━━━━━ EXTRACTED RECORDS

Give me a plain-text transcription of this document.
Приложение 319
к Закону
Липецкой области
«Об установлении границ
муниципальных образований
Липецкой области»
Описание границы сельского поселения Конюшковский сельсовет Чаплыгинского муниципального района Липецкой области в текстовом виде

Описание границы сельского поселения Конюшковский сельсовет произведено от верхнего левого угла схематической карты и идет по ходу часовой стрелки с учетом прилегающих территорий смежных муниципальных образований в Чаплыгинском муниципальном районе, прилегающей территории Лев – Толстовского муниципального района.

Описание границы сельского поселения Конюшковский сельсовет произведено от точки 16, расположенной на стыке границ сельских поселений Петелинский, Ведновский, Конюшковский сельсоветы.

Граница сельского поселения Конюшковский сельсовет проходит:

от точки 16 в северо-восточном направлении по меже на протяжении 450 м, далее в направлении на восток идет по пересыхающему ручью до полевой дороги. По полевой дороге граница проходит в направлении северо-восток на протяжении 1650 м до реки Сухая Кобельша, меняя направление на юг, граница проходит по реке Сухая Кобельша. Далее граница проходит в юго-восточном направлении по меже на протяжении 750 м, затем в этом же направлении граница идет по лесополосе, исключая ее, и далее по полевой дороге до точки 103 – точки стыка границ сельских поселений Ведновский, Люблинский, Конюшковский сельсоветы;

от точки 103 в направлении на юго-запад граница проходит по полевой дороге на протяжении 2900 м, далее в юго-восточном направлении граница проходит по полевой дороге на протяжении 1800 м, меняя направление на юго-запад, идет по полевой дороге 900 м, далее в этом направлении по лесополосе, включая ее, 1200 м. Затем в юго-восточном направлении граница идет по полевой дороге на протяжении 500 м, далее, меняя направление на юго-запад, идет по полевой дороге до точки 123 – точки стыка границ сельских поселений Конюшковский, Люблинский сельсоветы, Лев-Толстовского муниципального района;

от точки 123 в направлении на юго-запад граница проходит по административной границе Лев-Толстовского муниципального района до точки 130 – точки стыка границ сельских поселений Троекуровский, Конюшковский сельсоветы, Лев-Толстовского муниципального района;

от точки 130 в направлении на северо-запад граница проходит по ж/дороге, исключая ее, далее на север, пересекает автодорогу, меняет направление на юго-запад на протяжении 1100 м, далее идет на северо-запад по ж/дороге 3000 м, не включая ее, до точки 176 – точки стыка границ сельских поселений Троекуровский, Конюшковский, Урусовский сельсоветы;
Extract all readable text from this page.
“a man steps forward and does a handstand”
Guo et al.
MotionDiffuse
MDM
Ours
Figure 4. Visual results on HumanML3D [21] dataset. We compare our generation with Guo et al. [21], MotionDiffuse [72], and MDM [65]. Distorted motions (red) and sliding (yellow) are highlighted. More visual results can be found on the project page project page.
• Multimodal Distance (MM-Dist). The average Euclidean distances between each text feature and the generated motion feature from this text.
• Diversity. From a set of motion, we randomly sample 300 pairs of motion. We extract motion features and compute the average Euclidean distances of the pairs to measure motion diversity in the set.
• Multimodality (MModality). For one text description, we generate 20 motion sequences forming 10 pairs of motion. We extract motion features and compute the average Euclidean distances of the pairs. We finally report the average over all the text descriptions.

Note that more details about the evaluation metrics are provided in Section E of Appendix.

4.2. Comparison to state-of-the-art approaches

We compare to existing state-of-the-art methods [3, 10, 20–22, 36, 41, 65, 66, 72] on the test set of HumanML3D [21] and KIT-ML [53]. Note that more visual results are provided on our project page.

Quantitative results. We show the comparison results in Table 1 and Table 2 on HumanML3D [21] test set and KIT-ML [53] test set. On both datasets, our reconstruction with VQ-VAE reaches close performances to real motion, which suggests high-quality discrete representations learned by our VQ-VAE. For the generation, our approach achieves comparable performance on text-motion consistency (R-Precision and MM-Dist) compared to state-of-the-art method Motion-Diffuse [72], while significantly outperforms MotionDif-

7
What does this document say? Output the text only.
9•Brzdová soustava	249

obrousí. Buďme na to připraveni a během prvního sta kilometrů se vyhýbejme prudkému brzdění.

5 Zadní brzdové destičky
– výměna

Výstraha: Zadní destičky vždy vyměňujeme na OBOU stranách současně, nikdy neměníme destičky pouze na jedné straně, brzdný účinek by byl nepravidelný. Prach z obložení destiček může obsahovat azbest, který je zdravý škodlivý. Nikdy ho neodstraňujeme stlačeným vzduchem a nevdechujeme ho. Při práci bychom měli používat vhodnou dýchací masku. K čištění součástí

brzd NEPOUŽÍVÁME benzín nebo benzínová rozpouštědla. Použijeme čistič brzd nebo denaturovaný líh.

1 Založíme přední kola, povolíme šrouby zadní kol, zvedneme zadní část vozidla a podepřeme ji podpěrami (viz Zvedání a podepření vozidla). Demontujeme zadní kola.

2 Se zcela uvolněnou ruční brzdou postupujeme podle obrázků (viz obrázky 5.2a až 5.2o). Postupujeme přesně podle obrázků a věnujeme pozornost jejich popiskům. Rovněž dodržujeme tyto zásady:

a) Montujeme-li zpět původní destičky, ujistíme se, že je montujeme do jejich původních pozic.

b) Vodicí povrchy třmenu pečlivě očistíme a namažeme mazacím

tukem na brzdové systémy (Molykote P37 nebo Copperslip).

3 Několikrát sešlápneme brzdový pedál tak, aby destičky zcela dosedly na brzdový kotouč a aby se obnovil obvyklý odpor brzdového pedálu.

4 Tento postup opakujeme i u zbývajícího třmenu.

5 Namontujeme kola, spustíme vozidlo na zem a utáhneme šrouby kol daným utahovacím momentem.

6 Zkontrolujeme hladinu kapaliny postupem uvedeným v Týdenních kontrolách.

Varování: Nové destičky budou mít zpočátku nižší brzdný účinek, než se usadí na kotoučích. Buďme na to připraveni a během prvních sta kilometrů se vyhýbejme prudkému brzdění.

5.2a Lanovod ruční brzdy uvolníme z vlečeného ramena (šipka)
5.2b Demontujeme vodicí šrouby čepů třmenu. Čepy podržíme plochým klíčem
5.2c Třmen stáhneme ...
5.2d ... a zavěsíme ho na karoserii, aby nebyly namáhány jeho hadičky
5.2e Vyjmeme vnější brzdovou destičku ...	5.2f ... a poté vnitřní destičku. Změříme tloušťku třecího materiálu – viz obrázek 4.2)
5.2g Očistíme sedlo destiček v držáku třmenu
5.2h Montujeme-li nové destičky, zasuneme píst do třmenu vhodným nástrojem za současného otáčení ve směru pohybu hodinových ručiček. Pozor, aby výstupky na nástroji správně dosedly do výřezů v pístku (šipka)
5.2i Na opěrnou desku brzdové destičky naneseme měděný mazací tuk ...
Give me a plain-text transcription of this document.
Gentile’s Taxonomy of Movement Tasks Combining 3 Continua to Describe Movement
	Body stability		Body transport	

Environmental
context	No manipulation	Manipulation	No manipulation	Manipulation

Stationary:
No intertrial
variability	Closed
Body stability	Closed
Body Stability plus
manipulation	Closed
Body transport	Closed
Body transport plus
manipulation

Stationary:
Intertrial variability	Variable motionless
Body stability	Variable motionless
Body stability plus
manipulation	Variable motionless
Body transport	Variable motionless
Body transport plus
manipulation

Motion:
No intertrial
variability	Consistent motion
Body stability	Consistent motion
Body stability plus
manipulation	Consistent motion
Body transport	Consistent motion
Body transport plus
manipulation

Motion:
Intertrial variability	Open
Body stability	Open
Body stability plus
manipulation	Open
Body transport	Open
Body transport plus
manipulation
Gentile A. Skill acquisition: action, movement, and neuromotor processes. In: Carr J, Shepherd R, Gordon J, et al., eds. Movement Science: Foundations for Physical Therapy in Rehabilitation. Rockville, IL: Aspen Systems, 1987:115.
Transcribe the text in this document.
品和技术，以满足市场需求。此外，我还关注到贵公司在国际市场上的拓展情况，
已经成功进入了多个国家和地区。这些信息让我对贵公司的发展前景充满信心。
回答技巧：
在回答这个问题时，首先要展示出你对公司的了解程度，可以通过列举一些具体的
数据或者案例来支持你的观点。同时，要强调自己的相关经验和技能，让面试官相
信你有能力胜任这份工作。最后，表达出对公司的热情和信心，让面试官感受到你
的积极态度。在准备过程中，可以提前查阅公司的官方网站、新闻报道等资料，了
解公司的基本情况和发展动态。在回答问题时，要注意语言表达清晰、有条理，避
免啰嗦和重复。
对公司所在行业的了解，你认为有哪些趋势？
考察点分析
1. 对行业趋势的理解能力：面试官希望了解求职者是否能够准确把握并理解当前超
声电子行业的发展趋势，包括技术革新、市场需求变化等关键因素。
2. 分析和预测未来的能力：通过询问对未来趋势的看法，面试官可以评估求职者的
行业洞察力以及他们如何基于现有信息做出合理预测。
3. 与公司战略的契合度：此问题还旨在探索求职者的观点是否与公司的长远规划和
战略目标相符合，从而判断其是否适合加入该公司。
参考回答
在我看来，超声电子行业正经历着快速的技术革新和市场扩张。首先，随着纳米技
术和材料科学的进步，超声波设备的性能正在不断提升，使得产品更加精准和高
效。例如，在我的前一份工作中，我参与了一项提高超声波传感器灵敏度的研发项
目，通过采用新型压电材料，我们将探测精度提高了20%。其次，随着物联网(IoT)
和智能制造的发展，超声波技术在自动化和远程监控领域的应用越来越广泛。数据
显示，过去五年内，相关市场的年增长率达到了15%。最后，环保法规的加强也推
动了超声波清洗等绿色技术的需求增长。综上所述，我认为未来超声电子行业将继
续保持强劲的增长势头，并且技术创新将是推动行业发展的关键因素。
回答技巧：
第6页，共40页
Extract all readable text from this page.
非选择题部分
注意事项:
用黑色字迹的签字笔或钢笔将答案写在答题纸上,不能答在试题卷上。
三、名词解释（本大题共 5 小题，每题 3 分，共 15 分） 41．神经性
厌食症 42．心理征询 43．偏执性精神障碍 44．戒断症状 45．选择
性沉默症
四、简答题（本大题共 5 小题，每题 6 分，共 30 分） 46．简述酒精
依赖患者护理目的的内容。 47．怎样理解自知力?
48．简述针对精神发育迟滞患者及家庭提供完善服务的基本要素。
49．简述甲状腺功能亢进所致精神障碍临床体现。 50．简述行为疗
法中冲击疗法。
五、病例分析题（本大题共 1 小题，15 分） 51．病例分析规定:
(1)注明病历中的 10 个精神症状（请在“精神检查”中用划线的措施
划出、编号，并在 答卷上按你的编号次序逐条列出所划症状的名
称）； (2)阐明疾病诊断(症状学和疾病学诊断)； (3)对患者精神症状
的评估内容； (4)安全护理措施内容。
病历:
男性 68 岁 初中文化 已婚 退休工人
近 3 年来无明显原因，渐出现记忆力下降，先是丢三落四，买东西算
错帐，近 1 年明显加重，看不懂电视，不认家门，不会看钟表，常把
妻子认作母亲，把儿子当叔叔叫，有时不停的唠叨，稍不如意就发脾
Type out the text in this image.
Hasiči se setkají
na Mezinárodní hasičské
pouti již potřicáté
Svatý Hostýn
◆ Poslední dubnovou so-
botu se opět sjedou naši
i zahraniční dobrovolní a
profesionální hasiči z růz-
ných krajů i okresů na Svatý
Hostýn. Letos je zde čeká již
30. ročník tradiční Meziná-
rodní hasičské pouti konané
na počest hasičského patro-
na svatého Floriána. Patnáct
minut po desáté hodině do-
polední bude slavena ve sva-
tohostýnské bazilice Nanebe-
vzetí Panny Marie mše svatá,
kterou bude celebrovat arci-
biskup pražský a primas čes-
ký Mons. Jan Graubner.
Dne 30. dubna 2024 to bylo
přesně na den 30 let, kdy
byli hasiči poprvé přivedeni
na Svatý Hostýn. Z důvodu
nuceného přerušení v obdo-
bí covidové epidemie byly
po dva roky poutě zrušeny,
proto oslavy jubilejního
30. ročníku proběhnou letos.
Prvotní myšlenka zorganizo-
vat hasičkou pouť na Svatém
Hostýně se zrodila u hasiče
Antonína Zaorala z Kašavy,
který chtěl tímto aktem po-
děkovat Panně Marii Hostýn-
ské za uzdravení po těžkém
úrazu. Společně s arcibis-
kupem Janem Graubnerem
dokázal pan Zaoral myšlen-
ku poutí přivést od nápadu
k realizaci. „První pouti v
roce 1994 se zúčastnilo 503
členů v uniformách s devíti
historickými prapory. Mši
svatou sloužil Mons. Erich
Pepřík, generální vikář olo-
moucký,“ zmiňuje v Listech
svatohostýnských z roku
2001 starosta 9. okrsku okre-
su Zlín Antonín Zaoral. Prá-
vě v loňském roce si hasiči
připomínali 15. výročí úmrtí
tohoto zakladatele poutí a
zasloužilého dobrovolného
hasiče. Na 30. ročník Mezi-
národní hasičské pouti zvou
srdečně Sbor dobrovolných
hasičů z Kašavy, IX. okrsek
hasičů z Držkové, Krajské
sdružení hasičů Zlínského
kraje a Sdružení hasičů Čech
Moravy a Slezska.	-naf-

━━━━━━━━━━

Reply with only the number of lines in the material above where the string "Demontujeme" appears.

- **REPLY TO THE TASK**
2